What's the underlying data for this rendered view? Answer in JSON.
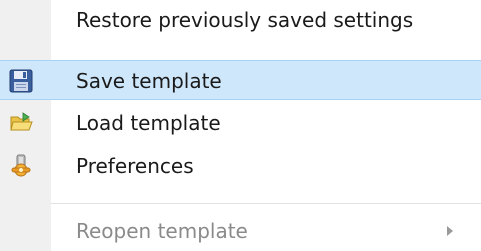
{
  "menu": {
    "items": [
      {
        "label": "Restore previously saved settings",
        "icon": "none",
        "enabled": true,
        "highlighted": false
      },
      {
        "label": "Save template",
        "icon": "floppy-disk-icon",
        "enabled": true,
        "highlighted": true
      },
      {
        "label": "Load template",
        "icon": "open-folder-icon",
        "enabled": true,
        "highlighted": false
      },
      {
        "label": "Preferences",
        "icon": "preferences-icon",
        "enabled": true,
        "highlighted": false
      },
      {
        "label": "Reopen template",
        "icon": "none",
        "enabled": false,
        "highlighted": false,
        "has_submenu": true
      }
    ]
  },
  "colors": {
    "highlight_background": "#cfe7fb",
    "highlight_border": "#a9d2f5",
    "icon_strip": "#f0f0f0",
    "disabled_text": "#8a8a8a"
  }
}
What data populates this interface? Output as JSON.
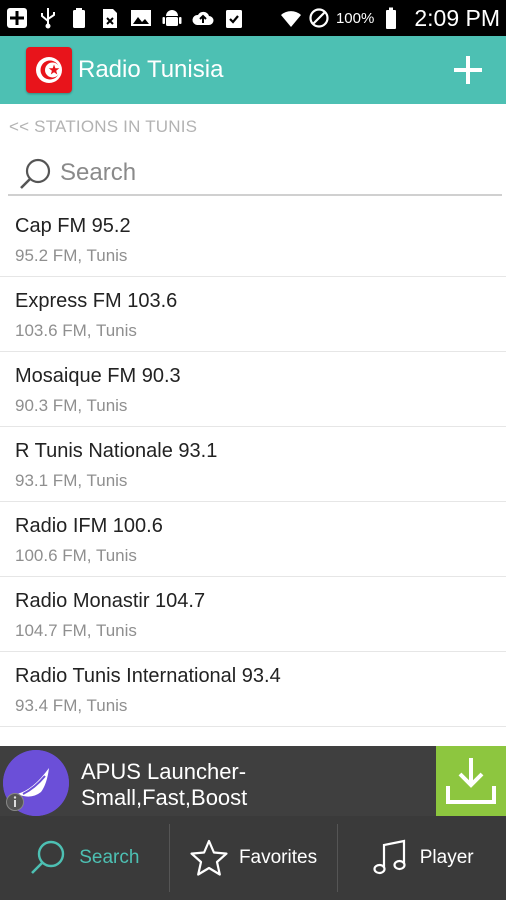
{
  "status_bar": {
    "battery_percent": "100%",
    "time": "2:09 PM",
    "icons": [
      "add-icon",
      "usb-icon",
      "battery-100-icon",
      "sim-icon",
      "image-icon",
      "android-icon",
      "cloud-upload-icon",
      "clipboard-check-icon",
      "wifi-icon",
      "do-not-disturb-icon",
      "battery-icon"
    ]
  },
  "app_bar": {
    "title": "Radio Tunisia",
    "logo": "tunisia-flag-icon",
    "action": "add-icon"
  },
  "breadcrumb": "<< STATIONS IN TUNIS",
  "search": {
    "placeholder": "Search",
    "value": ""
  },
  "stations": [
    {
      "name": "Cap FM 95.2",
      "detail": "95.2 FM, Tunis"
    },
    {
      "name": "Express FM 103.6",
      "detail": "103.6 FM, Tunis"
    },
    {
      "name": "Mosaique FM 90.3",
      "detail": "90.3 FM, Tunis"
    },
    {
      "name": "R Tunis Nationale 93.1",
      "detail": "93.1 FM, Tunis"
    },
    {
      "name": "Radio IFM 100.6",
      "detail": "100.6 FM, Tunis"
    },
    {
      "name": "Radio Monastir 104.7",
      "detail": "104.7 FM, Tunis"
    },
    {
      "name": "Radio Tunis International 93.4",
      "detail": "93.4 FM, Tunis"
    }
  ],
  "ad": {
    "text_line1": "APUS Launcher-",
    "text_line2": "Small,Fast,Boost",
    "download_icon": "download-icon",
    "info_icon": "info-icon"
  },
  "bottom_nav": {
    "items": [
      {
        "label": "Search",
        "icon": "search-icon",
        "active": true
      },
      {
        "label": "Favorites",
        "icon": "star-icon",
        "active": false
      },
      {
        "label": "Player",
        "icon": "music-note-icon",
        "active": false
      }
    ]
  },
  "colors": {
    "accent": "#4dc0b3",
    "status_bar_bg": "#000000",
    "bottom_nav_bg": "#3a3a3a",
    "ad_bg": "#3f3f3f",
    "ad_download_bg": "#8dc63f",
    "logo_red": "#e8141b"
  }
}
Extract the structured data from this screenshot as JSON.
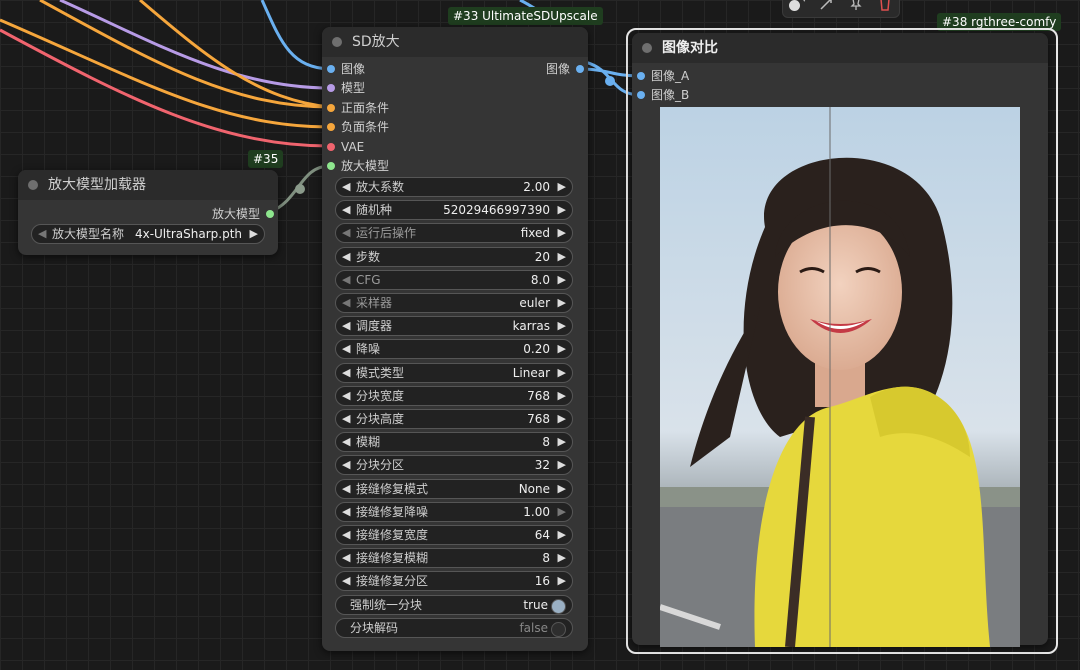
{
  "toolbar": {
    "color_icon": "color-circle-icon",
    "chevron_icon": "chevron-down-icon",
    "bypass_icon": "bypass-icon",
    "pin_icon": "pin-icon",
    "delete_icon": "trash-icon"
  },
  "upscale_node": {
    "badge": "#33 UltimateSDUpscale",
    "title": "SD放大",
    "inputs": [
      {
        "label": "图像",
        "color": "#6ab0f0"
      },
      {
        "label": "模型",
        "color": "#b79be6"
      },
      {
        "label": "正面条件",
        "color": "#f5a63c"
      },
      {
        "label": "负面条件",
        "color": "#f5a63c"
      },
      {
        "label": "VAE",
        "color": "#f0646e"
      },
      {
        "label": "放大模型",
        "color": "#8ee68e"
      }
    ],
    "output": {
      "label": "图像",
      "color": "#6ab0f0"
    },
    "widgets": [
      {
        "label": "放大系数",
        "value": "2.00",
        "disabled": false
      },
      {
        "label": "随机种",
        "value": "52029466997390",
        "disabled": false
      },
      {
        "label": "运行后操作",
        "value": "fixed",
        "disabled": true
      },
      {
        "label": "步数",
        "value": "20",
        "disabled": false
      },
      {
        "label": "CFG",
        "value": "8.0",
        "disabled": true
      },
      {
        "label": "采样器",
        "value": "euler",
        "disabled": true
      },
      {
        "label": "调度器",
        "value": "karras",
        "disabled": false
      },
      {
        "label": "降噪",
        "value": "0.20",
        "disabled": false
      },
      {
        "label": "模式类型",
        "value": "Linear",
        "disabled": false
      },
      {
        "label": "分块宽度",
        "value": "768",
        "disabled": false
      },
      {
        "label": "分块高度",
        "value": "768",
        "disabled": false
      },
      {
        "label": "模糊",
        "value": "8",
        "disabled": false
      },
      {
        "label": "分块分区",
        "value": "32",
        "disabled": false
      },
      {
        "label": "接缝修复模式",
        "value": "None",
        "disabled": false
      },
      {
        "label": "接缝修复降噪",
        "value": "1.00",
        "disabled": false,
        "right_dim": true
      },
      {
        "label": "接缝修复宽度",
        "value": "64",
        "disabled": false
      },
      {
        "label": "接缝修复模糊",
        "value": "8",
        "disabled": false
      },
      {
        "label": "接缝修复分区",
        "value": "16",
        "disabled": false
      }
    ],
    "toggles": [
      {
        "label": "强制统一分块",
        "value": "true",
        "on": true
      },
      {
        "label": "分块解码",
        "value": "false",
        "on": false
      }
    ]
  },
  "loader_node": {
    "badge": "#35",
    "title": "放大模型加载器",
    "output": {
      "label": "放大模型",
      "color": "#8ee68e"
    },
    "widget": {
      "label": "放大模型名称",
      "value": "4x-UltraSharp.pth"
    }
  },
  "compare_node": {
    "badge": "#38 rgthree-comfy",
    "title": "图像对比",
    "inputs": [
      {
        "label": "图像_A",
        "color": "#6ab0f0"
      },
      {
        "label": "图像_B",
        "color": "#6ab0f0"
      }
    ],
    "preview_alt": "smiling girl in yellow hoodie"
  },
  "colors": {
    "wire_image": "#6ab0f0",
    "wire_model": "#b79be6",
    "wire_conditioning": "#f5a63c",
    "wire_vae": "#f0646e",
    "wire_upscale_model": "#7f8f7f",
    "badge_bg": "#1f3d1f",
    "node_bg": "#353535",
    "selected_outline": "#ffffff"
  }
}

=-=-=

The exercise:
Pictures are not part of the copy; reproduce everything else in the records exactly.

Written solution:
What's the underlying data for this rendered view? Answer in JSON.
{
  "menu": {
    "items": [
      {
        "label": "Restore previously saved settings",
        "icon": "none",
        "enabled": true,
        "highlighted": false
      },
      {
        "label": "Save template",
        "icon": "floppy-disk-icon",
        "enabled": true,
        "highlighted": true
      },
      {
        "label": "Load template",
        "icon": "open-folder-icon",
        "enabled": true,
        "highlighted": false
      },
      {
        "label": "Preferences",
        "icon": "preferences-icon",
        "enabled": true,
        "highlighted": false
      },
      {
        "label": "Reopen template",
        "icon": "none",
        "enabled": false,
        "highlighted": false,
        "has_submenu": true
      }
    ]
  },
  "colors": {
    "highlight_background": "#cfe7fb",
    "highlight_border": "#a9d2f5",
    "icon_strip": "#f0f0f0",
    "disabled_text": "#8a8a8a"
  }
}
What data populates this interface? Output as JSON.
{
  "status_bar": {
    "battery_percent": "100%",
    "time": "2:09 PM",
    "icons": [
      "add-icon",
      "usb-icon",
      "battery-100-icon",
      "sim-icon",
      "image-icon",
      "android-icon",
      "cloud-upload-icon",
      "clipboard-check-icon",
      "wifi-icon",
      "do-not-disturb-icon",
      "battery-icon"
    ]
  },
  "app_bar": {
    "title": "Radio Tunisia",
    "logo": "tunisia-flag-icon",
    "action": "add-icon"
  },
  "breadcrumb": "<< STATIONS IN TUNIS",
  "search": {
    "placeholder": "Search",
    "value": ""
  },
  "stations": [
    {
      "name": "Cap FM 95.2",
      "detail": "95.2 FM, Tunis"
    },
    {
      "name": "Express FM 103.6",
      "detail": "103.6 FM, Tunis"
    },
    {
      "name": "Mosaique FM 90.3",
      "detail": "90.3 FM, Tunis"
    },
    {
      "name": "R Tunis Nationale 93.1",
      "detail": "93.1 FM, Tunis"
    },
    {
      "name": "Radio IFM 100.6",
      "detail": "100.6 FM, Tunis"
    },
    {
      "name": "Radio Monastir 104.7",
      "detail": "104.7 FM, Tunis"
    },
    {
      "name": "Radio Tunis International 93.4",
      "detail": "93.4 FM, Tunis"
    }
  ],
  "ad": {
    "text_line1": "APUS Launcher-",
    "text_line2": "Small,Fast,Boost",
    "download_icon": "download-icon",
    "info_icon": "info-icon"
  },
  "bottom_nav": {
    "items": [
      {
        "label": "Search",
        "icon": "search-icon",
        "active": true
      },
      {
        "label": "Favorites",
        "icon": "star-icon",
        "active": false
      },
      {
        "label": "Player",
        "icon": "music-note-icon",
        "active": false
      }
    ]
  },
  "colors": {
    "accent": "#4dc0b3",
    "status_bar_bg": "#000000",
    "bottom_nav_bg": "#3a3a3a",
    "ad_bg": "#3f3f3f",
    "ad_download_bg": "#8dc63f",
    "logo_red": "#e8141b"
  }
}
Extract the structured data from this screenshot as JSON.
{
  "toolbar": {
    "color_icon": "color-circle-icon",
    "chevron_icon": "chevron-down-icon",
    "bypass_icon": "bypass-icon",
    "pin_icon": "pin-icon",
    "delete_icon": "trash-icon"
  },
  "upscale_node": {
    "badge": "#33 UltimateSDUpscale",
    "title": "SD放大",
    "inputs": [
      {
        "label": "图像",
        "color": "#6ab0f0"
      },
      {
        "label": "模型",
        "color": "#b79be6"
      },
      {
        "label": "正面条件",
        "color": "#f5a63c"
      },
      {
        "label": "负面条件",
        "color": "#f5a63c"
      },
      {
        "label": "VAE",
        "color": "#f0646e"
      },
      {
        "label": "放大模型",
        "color": "#8ee68e"
      }
    ],
    "output": {
      "label": "图像",
      "color": "#6ab0f0"
    },
    "widgets": [
      {
        "label": "放大系数",
        "value": "2.00",
        "disabled": false
      },
      {
        "label": "随机种",
        "value": "52029466997390",
        "disabled": false
      },
      {
        "label": "运行后操作",
        "value": "fixed",
        "disabled": true
      },
      {
        "label": "步数",
        "value": "20",
        "disabled": false
      },
      {
        "label": "CFG",
        "value": "8.0",
        "disabled": true
      },
      {
        "label": "采样器",
        "value": "euler",
        "disabled": true
      },
      {
        "label": "调度器",
        "value": "karras",
        "disabled": false
      },
      {
        "label": "降噪",
        "value": "0.20",
        "disabled": false
      },
      {
        "label": "模式类型",
        "value": "Linear",
        "disabled": false
      },
      {
        "label": "分块宽度",
        "value": "768",
        "disabled": false
      },
      {
        "label": "分块高度",
        "value": "768",
        "disabled": false
      },
      {
        "label": "模糊",
        "value": "8",
        "disabled": false
      },
      {
        "label": "分块分区",
        "value": "32",
        "disabled": false
      },
      {
        "label": "接缝修复模式",
        "value": "None",
        "disabled": false
      },
      {
        "label": "接缝修复降噪",
        "value": "1.00",
        "disabled": false,
        "right_dim": true
      },
      {
        "label": "接缝修复宽度",
        "value": "64",
        "disabled": false
      },
      {
        "label": "接缝修复模糊",
        "value": "8",
        "disabled": false
      },
      {
        "label": "接缝修复分区",
        "value": "16",
        "disabled": false
      }
    ],
    "toggles": [
      {
        "label": "强制统一分块",
        "value": "true",
        "on": true
      },
      {
        "label": "分块解码",
        "value": "false",
        "on": false
      }
    ]
  },
  "loader_node": {
    "badge": "#35",
    "title": "放大模型加载器",
    "output": {
      "label": "放大模型",
      "color": "#8ee68e"
    },
    "widget": {
      "label": "放大模型名称",
      "value": "4x-UltraSharp.pth"
    }
  },
  "compare_node": {
    "badge": "#38 rgthree-comfy",
    "title": "图像对比",
    "inputs": [
      {
        "label": "图像_A",
        "color": "#6ab0f0"
      },
      {
        "label": "图像_B",
        "color": "#6ab0f0"
      }
    ],
    "preview_alt": "smiling girl in yellow hoodie"
  },
  "colors": {
    "wire_image": "#6ab0f0",
    "wire_model": "#b79be6",
    "wire_conditioning": "#f5a63c",
    "wire_vae": "#f0646e",
    "wire_upscale_model": "#7f8f7f",
    "badge_bg": "#1f3d1f",
    "node_bg": "#353535",
    "selected_outline": "#ffffff"
  }
}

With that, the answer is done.